Lines of data:
☆ ☆ ☆ ☆ ☆

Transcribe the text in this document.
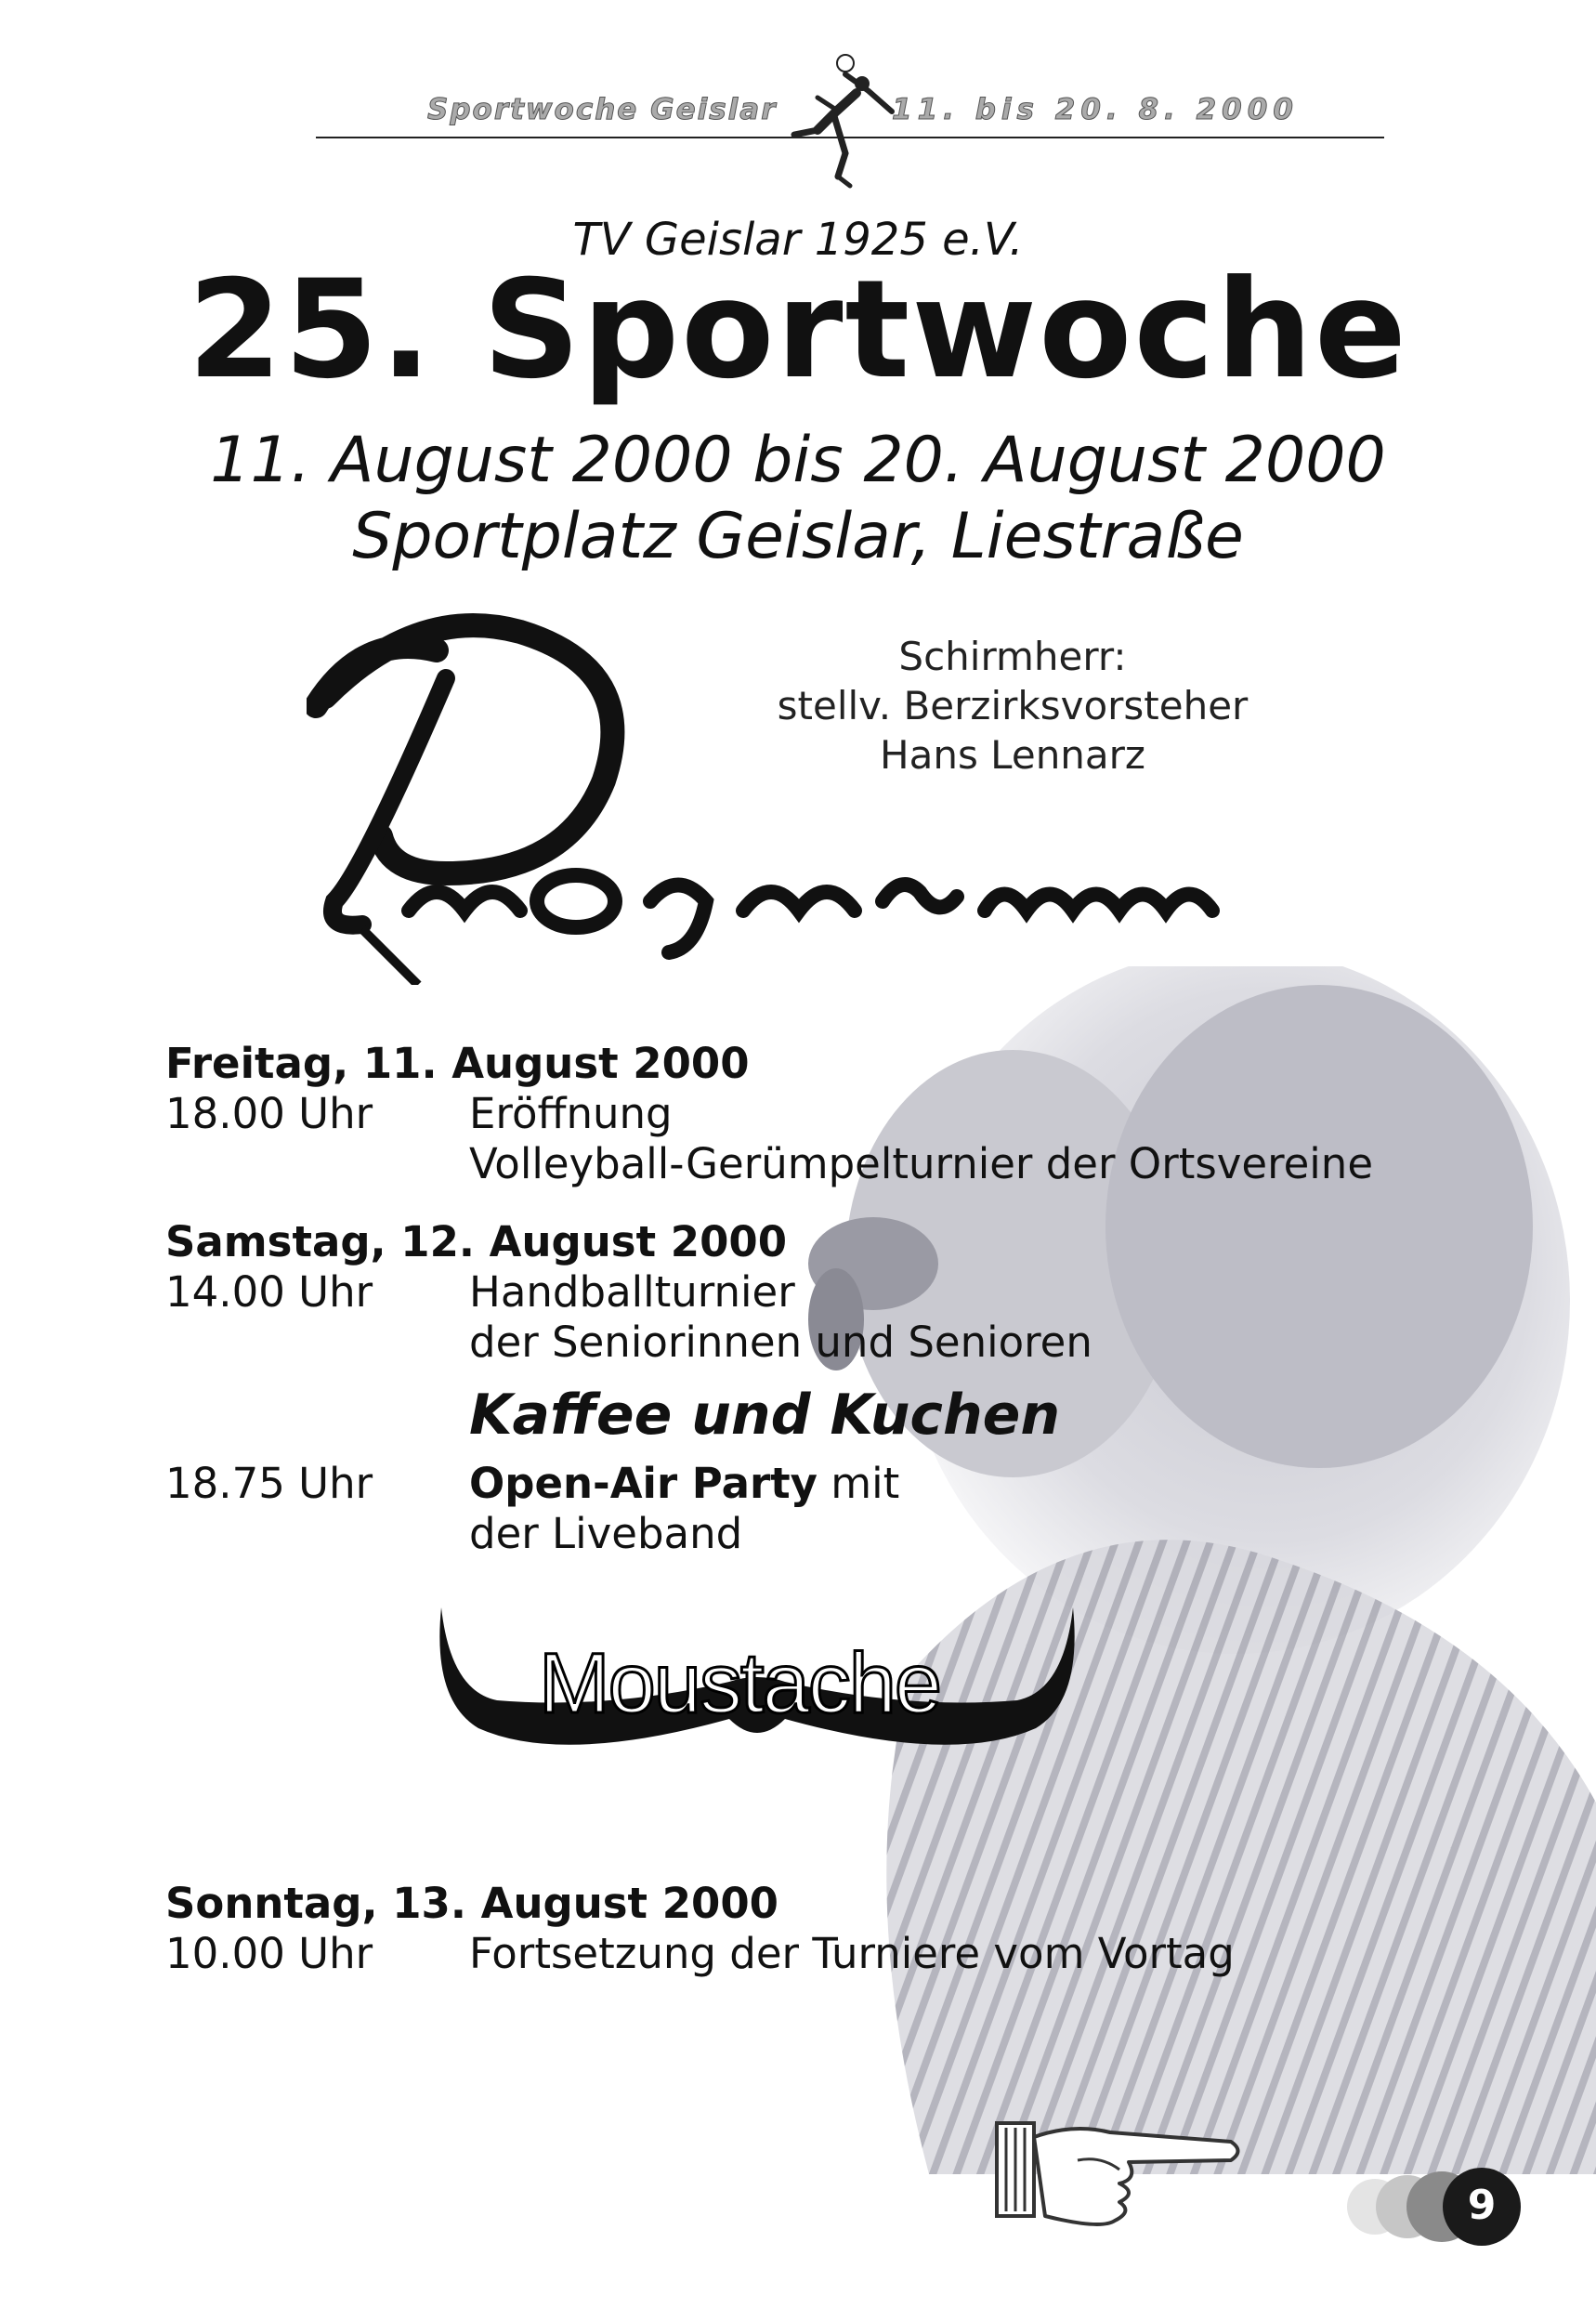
Sportwoche Geislar	11. bis 20. 8. 2000
TV Geislar 1925 e.V.
25. Sportwoche
11. August 2000 bis 20. August 2000
Sportplatz Geislar, Liestraße
Programm
Schirmherr:
stellv. Berzirksvorsteher
Hans Lennarz
Freitag, 11. August 2000
18.00 Uhr Eröffnung
Volleyball-Gerümpelturnier der Ortsvereine
Samstag, 12. August 2000
14.00 Uhr Handballturnier
der Seniorinnen und Senioren
Kaffee und Kuchen
18.75 Uhr Open-Air Party mit
der Liveband
Moustache
Sonntag, 13. August 2000
10.00 Uhr Fortsetzung der Turniere vom Vortag
9
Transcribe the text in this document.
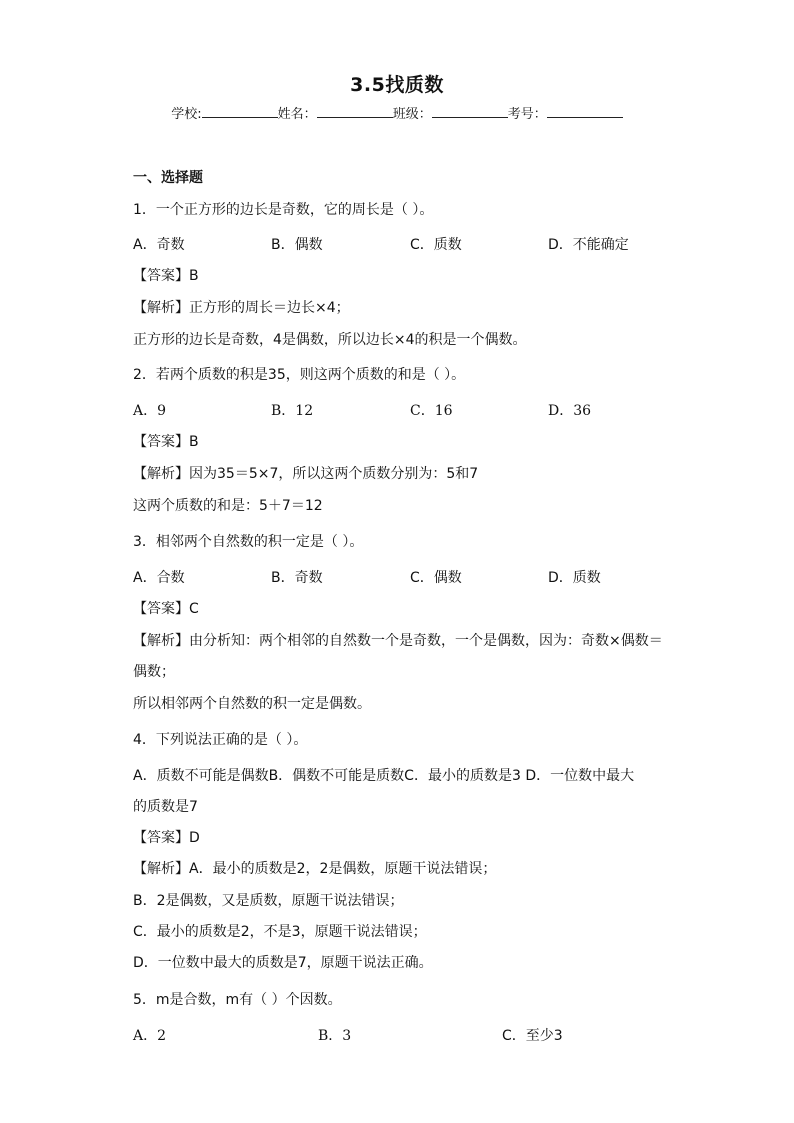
3.5找质数
学校:	姓名：	班级：	考号：
一、选择题
1．一个正方形的边长是奇数，它的周长是（ ）。
A．奇数	B．偶数	C．质数	D．不能确定
【答案】B
【解析】正方形的周长＝边长×4；
正方形的边长是奇数，4是偶数，所以边长×4的积是一个偶数。
2．若两个质数的积是35，则这两个质数的和是（ ）。
A．9	B．12	C．16	D．36
【答案】B
【解析】因为35＝5×7，所以这两个质数分别为：5和7
这两个质数的和是：5＋7＝12
3．相邻两个自然数的积一定是（ ）。
A．合数	B．奇数	C．偶数	D．质数
【答案】C
【解析】由分析知：两个相邻的自然数一个是奇数，一个是偶数，因为：奇数×偶数＝
偶数；
所以相邻两个自然数的积一定是偶数。
4．下列说法正确的是（ ）。
A．质数不可能是偶数B．偶数不可能是质数C．最小的质数是3 D．一位数中最大
的质数是7
【答案】D
【解析】A．最小的质数是2，2是偶数，原题干说法错误；
B．2是偶数，又是质数，原题干说法错误；
C．最小的质数是2，不是3，原题干说法错误；
D．一位数中最大的质数是7，原题干说法正确。
5．m是合数，m有（ ）个因数。
A．2	B．3	C．至少3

☆ ☆ ☆ ☆ ☆

Given problem
Repeat the records word for word. Any picture in them should be left out.

Solution for this problem
Transcribe the text in this document.
Sportwoche Geislar	11. bis 20. 8. 2000
TV Geislar 1925 e.V.
25. Sportwoche
11. August 2000 bis 20. August 2000
Sportplatz Geislar, Liestraße
Programm
Schirmherr:
stellv. Berzirksvorsteher
Hans Lennarz
Freitag, 11. August 2000
18.00 Uhr Eröffnung
Volleyball-Gerümpelturnier der Ortsvereine
Samstag, 12. August 2000
14.00 Uhr Handballturnier
der Seniorinnen und Senioren
Kaffee und Kuchen
18.75 Uhr Open-Air Party mit
der Liveband
Moustache
Sonntag, 13. August 2000
10.00 Uhr Fortsetzung der Turniere vom Vortag
9
Transcribe the text in this document.
3.5找质数
学校:	姓名：	班级：	考号：
一、选择题
1．一个正方形的边长是奇数，它的周长是（ ）。
A．奇数	B．偶数	C．质数	D．不能确定
【答案】B
【解析】正方形的周长＝边长×4；
正方形的边长是奇数，4是偶数，所以边长×4的积是一个偶数。
2．若两个质数的积是35，则这两个质数的和是（ ）。
A．9	B．12	C．16	D．36
【答案】B
【解析】因为35＝5×7，所以这两个质数分别为：5和7
这两个质数的和是：5＋7＝12
3．相邻两个自然数的积一定是（ ）。
A．合数	B．奇数	C．偶数	D．质数
【答案】C
【解析】由分析知：两个相邻的自然数一个是奇数，一个是偶数，因为：奇数×偶数＝
偶数；
所以相邻两个自然数的积一定是偶数。
4．下列说法正确的是（ ）。
A．质数不可能是偶数B．偶数不可能是质数C．最小的质数是3 D．一位数中最大
的质数是7
【答案】D
【解析】A．最小的质数是2，2是偶数，原题干说法错误；
B．2是偶数，又是质数，原题干说法错误；
C．最小的质数是2，不是3，原题干说法错误；
D．一位数中最大的质数是7，原题干说法正确。
5．m是合数，m有（ ）个因数。
A．2	B．3	C．至少3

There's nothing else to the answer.